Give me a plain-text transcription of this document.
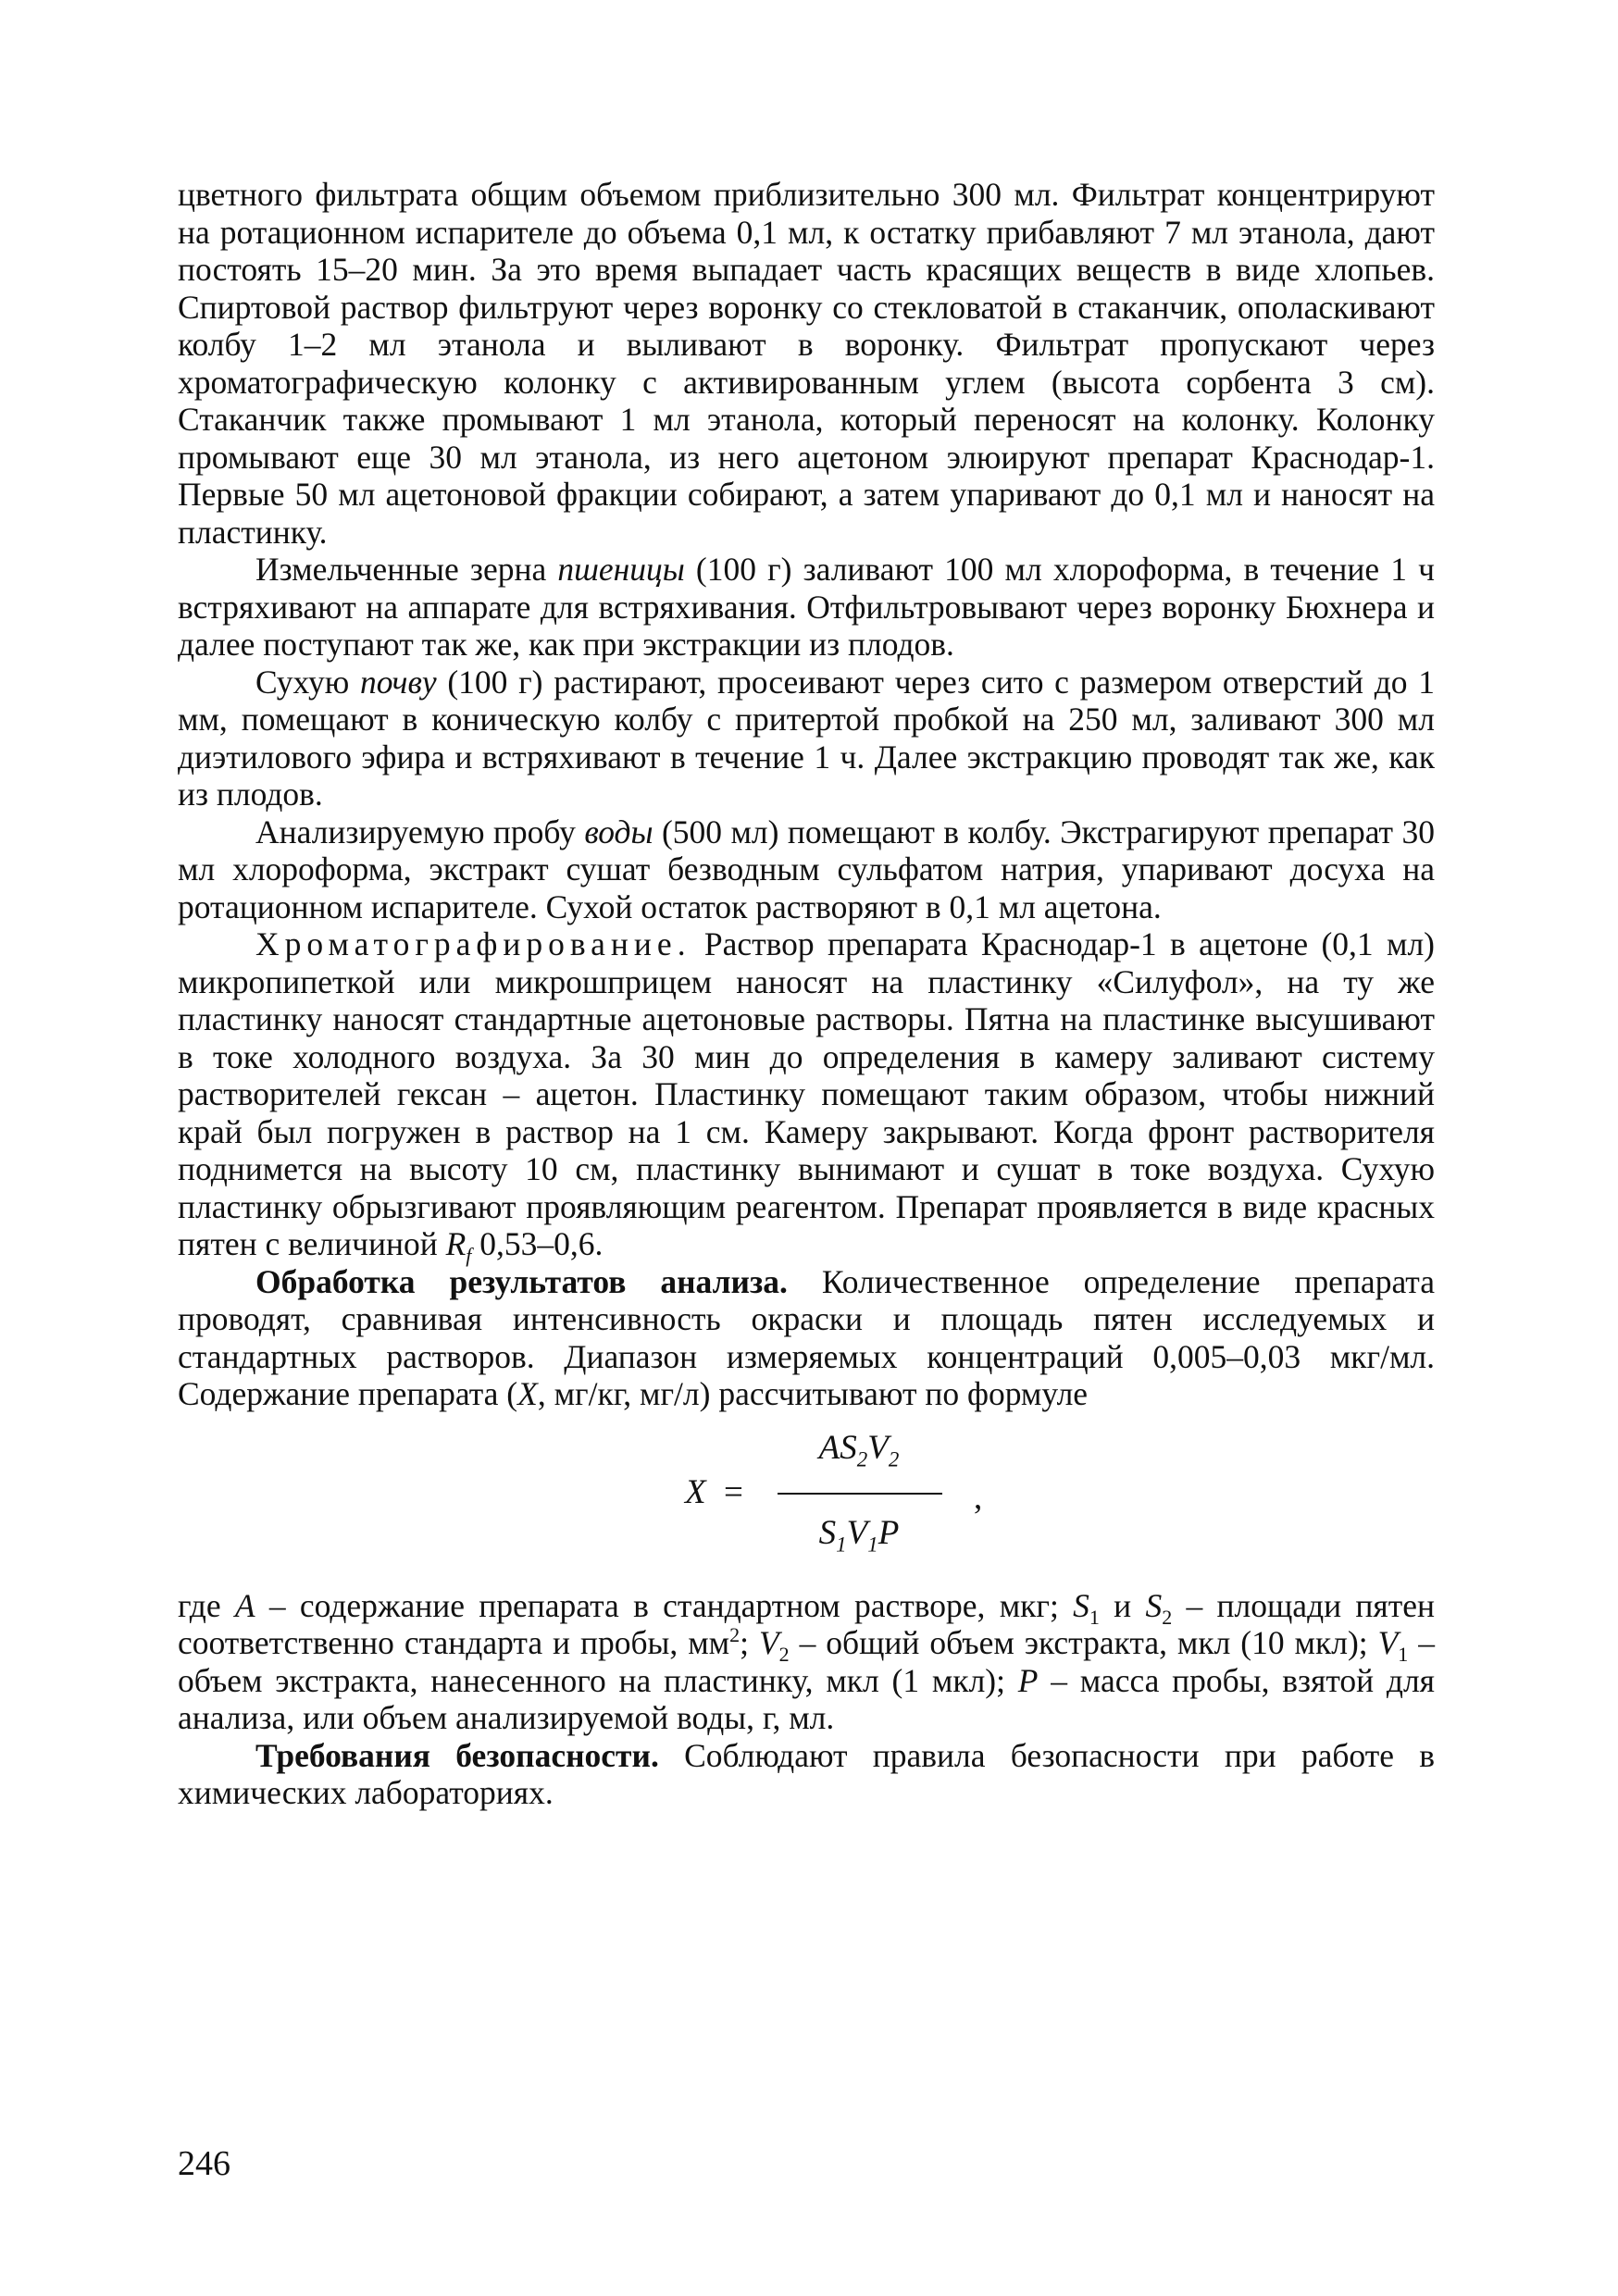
цветного фильтрата общим объемом приблизительно 300 мл. Фильтрат концентрируют на ротационном испарителе до объема 0,1 мл, к остатку прибавляют 7 мл этанола, дают постоять 15–20 мин. За это время выпадает часть красящих веществ в виде хлопьев. Спиртовой раствор фильтруют через воронку со стекловатой в стаканчик, ополаскивают колбу 1–2 мл этанола и выливают в воронку. Фильтрат пропускают через хроматографическую колонку с активированным углем (высота сорбента 3 см). Стаканчик также промывают 1 мл этанола, который переносят на колонку. Колонку промывают еще 30 мл этанола, из него ацетоном элюируют препарат Краснодар-1. Первые 50 мл ацетоновой фракции собирают, а затем упаривают до 0,1 мл и наносят на пластинку.

Измельченные зерна пшеницы (100 г) заливают 100 мл хлороформа, в течение 1 ч встряхивают на аппарате для встряхивания. Отфильтровывают через воронку Бюхнера и далее поступают так же, как при экстракции из плодов.

Сухую почву (100 г) растирают, просеивают через сито с размером отверстий до 1 мм, помещают в коническую колбу с притертой пробкой на 250 мл, заливают 300 мл диэтилового эфира и встряхивают в течение 1 ч. Далее экстракцию проводят так же, как из плодов.

Анализируемую пробу воды (500 мл) помещают в колбу. Экстрагируют препарат 30 мл хлороформа, экстракт сушат безводным сульфатом натрия, упаривают досуха на ротационном испарителе. Сухой остаток растворяют в 0,1 мл ацетона.

Хроматографирование. Раствор препарата Краснодар-1 в ацетоне (0,1 мл) микропипеткой или микрошприцем наносят на пластинку «Силуфол», на ту же пластинку наносят стандартные ацетоновые растворы. Пятна на пластинке высушивают в токе холодного воздуха. За 30 мин до определения в камеру заливают систему растворителей гексан – ацетон. Пластинку помещают таким образом, чтобы нижний край был погружен в раствор на 1 см. Камеру закрывают. Когда фронт растворителя поднимется на высоту 10 см, пластинку вынимают и сушат в токе воздуха. Сухую пластинку обрызгивают проявляющим реагентом. Препарат проявляется в виде красных пятен с величиной $R_f$ 0,53–0,6.

Обработка результатов анализа. Количественное определение препарата проводят, сравнивая интенсивность окраски и площадь пятен исследуемых и стандартных растворов. Диапазон измеряемых концентраций 0,005–0,03 мкг/мл. Содержание препарата (X, мг/кг, мг/л) рассчитывают по формуле

X =
$AS_2V_2$
$S_1V_1P$
,

где A – содержание препарата в стандартном растворе, мкг; $S_1$ и $S_2$ – площади пятен соответственно стандарта и пробы, $мм^2$; $V_2$ – общий объем экстракта, мкл (10 мкл); $V_1$ – объем экстракта, нанесенного на пластинку, мкл (1 мкл); P – масса пробы, взятой для анализа, или объем анализируемой воды, г, мл.

Требования безопасности. Соблюдают правила безопасности при работе в химических лабораториях.

246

-- -- --

• Work to do: Each record above is to be restated exactly, with its pictures removed from the copy.

• Reply to the task:
Give me a plain-text transcription of this document.
цветного фильтрата общим объемом приблизительно 300 мл. Фильтрат концентрируют на ротационном испарителе до объема 0,1 мл, к остатку прибавляют 7 мл этанола, дают постоять 15–20 мин. За это время выпадает часть красящих веществ в виде хлопьев. Спиртовой раствор фильтруют через воронку со стекловатой в стаканчик, ополаскивают колбу 1–2 мл этанола и выливают в воронку. Фильтрат пропускают через хроматографическую колонку с активированным углем (высота сорбента 3 см). Стаканчик также промывают 1 мл этанола, который переносят на колонку. Колонку промывают еще 30 мл этанола, из него ацетоном элюируют препарат Краснодар-1. Первые 50 мл ацетоновой фракции собирают, а затем упаривают до 0,1 мл и наносят на пластинку.

Измельченные зерна пшеницы (100 г) заливают 100 мл хлороформа, в течение 1 ч встряхивают на аппарате для встряхивания. Отфильтровывают через воронку Бюхнера и далее поступают так же, как при экстракции из плодов.

Сухую почву (100 г) растирают, просеивают через сито с размером отверстий до 1 мм, помещают в коническую колбу с притертой пробкой на 250 мл, заливают 300 мл диэтилового эфира и встряхивают в течение 1 ч. Далее экстракцию проводят так же, как из плодов.

Анализируемую пробу воды (500 мл) помещают в колбу. Экстрагируют препарат 30 мл хлороформа, экстракт сушат безводным сульфатом натрия, упаривают досуха на ротационном испарителе. Сухой остаток растворяют в 0,1 мл ацетона.

Хроматографирование. Раствор препарата Краснодар-1 в ацетоне (0,1 мл) микропипеткой или микрошприцем наносят на пластинку «Силуфол», на ту же пластинку наносят стандартные ацетоновые растворы. Пятна на пластинке высушивают в токе холодного воздуха. За 30 мин до определения в камеру заливают систему растворителей гексан – ацетон. Пластинку помещают таким образом, чтобы нижний край был погружен в раствор на 1 см. Камеру закрывают. Когда фронт растворителя поднимется на высоту 10 см, пластинку вынимают и сушат в токе воздуха. Сухую пластинку обрызгивают проявляющим реагентом. Препарат проявляется в виде красных пятен с величиной $R_f$ 0,53–0,6.

Обработка результатов анализа. Количественное определение препарата проводят, сравнивая интенсивность окраски и площадь пятен исследуемых и стандартных растворов. Диапазон измеряемых концентраций 0,005–0,03 мкг/мл. Содержание препарата (X, мг/кг, мг/л) рассчитывают по формуле

X =
$AS_2V_2$
$S_1V_1P$
,

где A – содержание препарата в стандартном растворе, мкг; $S_1$ и $S_2$ – площади пятен соответственно стандарта и пробы, $мм^2$; $V_2$ – общий объем экстракта, мкл (10 мкл); $V_1$ – объем экстракта, нанесенного на пластинку, мкл (1 мкл); P – масса пробы, взятой для анализа, или объем анализируемой воды, г, мл.

Требования безопасности. Соблюдают правила безопасности при работе в химических лабораториях.

246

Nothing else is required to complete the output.